Copy out each line of the material below with no changes.
-------
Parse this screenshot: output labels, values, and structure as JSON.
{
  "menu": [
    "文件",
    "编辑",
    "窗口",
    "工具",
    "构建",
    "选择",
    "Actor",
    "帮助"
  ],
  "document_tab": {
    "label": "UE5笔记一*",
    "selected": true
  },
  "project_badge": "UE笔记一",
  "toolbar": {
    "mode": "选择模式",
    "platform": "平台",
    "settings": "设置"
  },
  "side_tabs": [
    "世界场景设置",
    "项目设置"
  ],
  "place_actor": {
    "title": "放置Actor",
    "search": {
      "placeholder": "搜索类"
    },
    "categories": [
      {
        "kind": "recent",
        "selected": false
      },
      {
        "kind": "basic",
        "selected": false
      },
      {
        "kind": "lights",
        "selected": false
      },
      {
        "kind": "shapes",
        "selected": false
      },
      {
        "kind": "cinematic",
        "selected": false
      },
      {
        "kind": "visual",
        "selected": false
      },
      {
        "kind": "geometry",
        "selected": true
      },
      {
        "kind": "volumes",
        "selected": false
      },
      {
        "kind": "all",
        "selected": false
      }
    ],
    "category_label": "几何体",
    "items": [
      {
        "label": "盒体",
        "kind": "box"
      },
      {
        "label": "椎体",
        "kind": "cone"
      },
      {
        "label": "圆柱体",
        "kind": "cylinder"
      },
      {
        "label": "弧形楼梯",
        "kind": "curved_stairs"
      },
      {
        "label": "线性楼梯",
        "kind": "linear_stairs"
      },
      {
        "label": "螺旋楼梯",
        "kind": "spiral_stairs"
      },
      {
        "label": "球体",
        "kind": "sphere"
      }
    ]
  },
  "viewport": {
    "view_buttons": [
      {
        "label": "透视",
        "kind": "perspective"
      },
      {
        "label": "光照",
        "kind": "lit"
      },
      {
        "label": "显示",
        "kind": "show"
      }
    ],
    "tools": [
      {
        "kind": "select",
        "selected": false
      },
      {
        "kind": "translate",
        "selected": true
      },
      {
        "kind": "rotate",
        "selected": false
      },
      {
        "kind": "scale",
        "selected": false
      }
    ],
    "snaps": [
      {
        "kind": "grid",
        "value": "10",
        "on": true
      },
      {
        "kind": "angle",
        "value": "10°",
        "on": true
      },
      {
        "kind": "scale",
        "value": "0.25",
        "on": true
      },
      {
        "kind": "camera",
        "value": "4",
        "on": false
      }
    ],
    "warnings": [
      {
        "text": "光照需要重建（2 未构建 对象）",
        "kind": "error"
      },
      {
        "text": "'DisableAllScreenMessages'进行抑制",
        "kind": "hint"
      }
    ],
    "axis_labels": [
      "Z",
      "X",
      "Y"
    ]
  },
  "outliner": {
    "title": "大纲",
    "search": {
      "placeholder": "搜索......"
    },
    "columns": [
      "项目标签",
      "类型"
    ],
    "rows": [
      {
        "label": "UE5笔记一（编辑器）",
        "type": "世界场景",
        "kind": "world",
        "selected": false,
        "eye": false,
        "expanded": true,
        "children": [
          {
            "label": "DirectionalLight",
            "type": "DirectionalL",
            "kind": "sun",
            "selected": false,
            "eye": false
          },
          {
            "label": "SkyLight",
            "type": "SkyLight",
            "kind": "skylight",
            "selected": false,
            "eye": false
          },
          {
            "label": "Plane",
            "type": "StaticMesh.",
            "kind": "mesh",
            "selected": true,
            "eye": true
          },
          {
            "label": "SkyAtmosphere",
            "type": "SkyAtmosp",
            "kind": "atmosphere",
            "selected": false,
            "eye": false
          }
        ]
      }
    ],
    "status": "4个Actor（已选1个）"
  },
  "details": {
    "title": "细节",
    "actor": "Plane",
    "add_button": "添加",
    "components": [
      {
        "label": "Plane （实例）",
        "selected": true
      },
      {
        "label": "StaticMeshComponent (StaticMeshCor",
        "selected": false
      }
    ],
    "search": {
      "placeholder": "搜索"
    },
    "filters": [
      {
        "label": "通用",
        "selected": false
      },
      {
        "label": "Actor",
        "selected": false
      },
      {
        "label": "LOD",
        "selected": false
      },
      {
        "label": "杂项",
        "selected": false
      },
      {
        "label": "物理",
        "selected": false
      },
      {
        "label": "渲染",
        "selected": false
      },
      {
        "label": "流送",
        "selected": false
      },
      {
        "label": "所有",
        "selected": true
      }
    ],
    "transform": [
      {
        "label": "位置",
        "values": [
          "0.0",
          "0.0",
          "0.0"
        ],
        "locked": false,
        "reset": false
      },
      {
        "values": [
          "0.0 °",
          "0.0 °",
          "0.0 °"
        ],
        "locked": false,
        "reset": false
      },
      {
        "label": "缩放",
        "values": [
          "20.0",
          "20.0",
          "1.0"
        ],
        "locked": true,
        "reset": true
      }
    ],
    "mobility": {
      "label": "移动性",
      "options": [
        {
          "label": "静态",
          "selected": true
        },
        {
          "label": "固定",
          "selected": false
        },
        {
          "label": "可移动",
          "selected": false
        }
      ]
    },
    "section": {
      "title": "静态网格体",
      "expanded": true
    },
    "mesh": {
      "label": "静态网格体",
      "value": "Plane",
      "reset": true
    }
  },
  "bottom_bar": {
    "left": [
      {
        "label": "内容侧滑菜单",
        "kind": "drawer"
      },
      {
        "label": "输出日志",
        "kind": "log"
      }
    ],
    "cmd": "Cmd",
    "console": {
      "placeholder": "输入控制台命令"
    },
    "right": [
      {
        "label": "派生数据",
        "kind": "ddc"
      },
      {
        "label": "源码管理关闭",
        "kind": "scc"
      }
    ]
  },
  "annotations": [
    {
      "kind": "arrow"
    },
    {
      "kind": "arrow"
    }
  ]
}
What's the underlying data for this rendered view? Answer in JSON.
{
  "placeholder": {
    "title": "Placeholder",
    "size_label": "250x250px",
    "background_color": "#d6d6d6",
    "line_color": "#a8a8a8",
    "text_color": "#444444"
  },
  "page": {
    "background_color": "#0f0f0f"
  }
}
-------
#### [Task response]
Parse this screenshot: output labels, values, and structure as JSON.
{
  "menu": [
    "文件",
    "编辑",
    "窗口",
    "工具",
    "构建",
    "选择",
    "Actor",
    "帮助"
  ],
  "document_tab": {
    "label": "UE5笔记一*",
    "selected": true
  },
  "project_badge": "UE笔记一",
  "toolbar": {
    "mode": "选择模式",
    "platform": "平台",
    "settings": "设置"
  },
  "side_tabs": [
    "世界场景设置",
    "项目设置"
  ],
  "place_actor": {
    "title": "放置Actor",
    "search": {
      "placeholder": "搜索类"
    },
    "categories": [
      {
        "kind": "recent",
        "selected": false
      },
      {
        "kind": "basic",
        "selected": false
      },
      {
        "kind": "lights",
        "selected": false
      },
      {
        "kind": "shapes",
        "selected": false
      },
      {
        "kind": "cinematic",
        "selected": false
      },
      {
        "kind": "visual",
        "selected": false
      },
      {
        "kind": "geometry",
        "selected": true
      },
      {
        "kind": "volumes",
        "selected": false
      },
      {
        "kind": "all",
        "selected": false
      }
    ],
    "category_label": "几何体",
    "items": [
      {
        "label": "盒体",
        "kind": "box"
      },
      {
        "label": "椎体",
        "kind": "cone"
      },
      {
        "label": "圆柱体",
        "kind": "cylinder"
      },
      {
        "label": "弧形楼梯",
        "kind": "curved_stairs"
      },
      {
        "label": "线性楼梯",
        "kind": "linear_stairs"
      },
      {
        "label": "螺旋楼梯",
        "kind": "spiral_stairs"
      },
      {
        "label": "球体",
        "kind": "sphere"
      }
    ]
  },
  "viewport": {
    "view_buttons": [
      {
        "label": "透视",
        "kind": "perspective"
      },
      {
        "label": "光照",
        "kind": "lit"
      },
      {
        "label": "显示",
        "kind": "show"
      }
    ],
    "tools": [
      {
        "kind": "select",
        "selected": false
      },
      {
        "kind": "translate",
        "selected": true
      },
      {
        "kind": "rotate",
        "selected": false
      },
      {
        "kind": "scale",
        "selected": false
      }
    ],
    "snaps": [
      {
        "kind": "grid",
        "value": "10",
        "on": true
      },
      {
        "kind": "angle",
        "value": "10°",
        "on": true
      },
      {
        "kind": "scale",
        "value": "0.25",
        "on": true
      },
      {
        "kind": "camera",
        "value": "4",
        "on": false
      }
    ],
    "warnings": [
      {
        "text": "光照需要重建（2 未构建 对象）",
        "kind": "error"
      },
      {
        "text": "'DisableAllScreenMessages'进行抑制",
        "kind": "hint"
      }
    ],
    "axis_labels": [
      "Z",
      "X",
      "Y"
    ]
  },
  "outliner": {
    "title": "大纲",
    "search": {
      "placeholder": "搜索......"
    },
    "columns": [
      "项目标签",
      "类型"
    ],
    "rows": [
      {
        "label": "UE5笔记一（编辑器）",
        "type": "世界场景",
        "kind": "world",
        "selected": false,
        "eye": false,
        "expanded": true,
        "children": [
          {
            "label": "DirectionalLight",
            "type": "DirectionalL",
            "kind": "sun",
            "selected": false,
            "eye": false
          },
          {
            "label": "SkyLight",
            "type": "SkyLight",
            "kind": "skylight",
            "selected": false,
            "eye": false
          },
          {
            "label": "Plane",
            "type": "StaticMesh.",
            "kind": "mesh",
            "selected": true,
            "eye": true
          },
          {
            "label": "SkyAtmosphere",
            "type": "SkyAtmosp",
            "kind": "atmosphere",
            "selected": false,
            "eye": false
          }
        ]
      }
    ],
    "status": "4个Actor（已选1个）"
  },
  "details": {
    "title": "细节",
    "actor": "Plane",
    "add_button": "添加",
    "components": [
      {
        "label": "Plane （实例）",
        "selected": true
      },
      {
        "label": "StaticMeshComponent (StaticMeshCor",
        "selected": false
      }
    ],
    "search": {
      "placeholder": "搜索"
    },
    "filters": [
      {
        "label": "通用",
        "selected": false
      },
      {
        "label": "Actor",
        "selected": false
      },
      {
        "label": "LOD",
        "selected": false
      },
      {
        "label": "杂项",
        "selected": false
      },
      {
        "label": "物理",
        "selected": false
      },
      {
        "label": "渲染",
        "selected": false
      },
      {
        "label": "流送",
        "selected": false
      },
      {
        "label": "所有",
        "selected": true
      }
    ],
    "transform": [
      {
        "label": "位置",
        "values": [
          "0.0",
          "0.0",
          "0.0"
        ],
        "locked": false,
        "reset": false
      },
      {
        "values": [
          "0.0 °",
          "0.0 °",
          "0.0 °"
        ],
        "locked": false,
        "reset": false
      },
      {
        "label": "缩放",
        "values": [
          "20.0",
          "20.0",
          "1.0"
        ],
        "locked": true,
        "reset": true
      }
    ],
    "mobility": {
      "label": "移动性",
      "options": [
        {
          "label": "静态",
          "selected": true
        },
        {
          "label": "固定",
          "selected": false
        },
        {
          "label": "可移动",
          "selected": false
        }
      ]
    },
    "section": {
      "title": "静态网格体",
      "expanded": true
    },
    "mesh": {
      "label": "静态网格体",
      "value": "Plane",
      "reset": true
    }
  },
  "bottom_bar": {
    "left": [
      {
        "label": "内容侧滑菜单",
        "kind": "drawer"
      },
      {
        "label": "输出日志",
        "kind": "log"
      }
    ],
    "cmd": "Cmd",
    "console": {
      "placeholder": "输入控制台命令"
    },
    "right": [
      {
        "label": "派生数据",
        "kind": "ddc"
      },
      {
        "label": "源码管理关闭",
        "kind": "scc"
      }
    ]
  },
  "annotations": [
    {
      "kind": "arrow"
    },
    {
      "kind": "arrow"
    }
  ]
}
What's the underlying data for this rendered view? Answer in JSON.
{
  "placeholder": {
    "title": "Placeholder",
    "size_label": "250x250px",
    "background_color": "#d6d6d6",
    "line_color": "#a8a8a8",
    "text_color": "#444444"
  },
  "page": {
    "background_color": "#0f0f0f"
  }
}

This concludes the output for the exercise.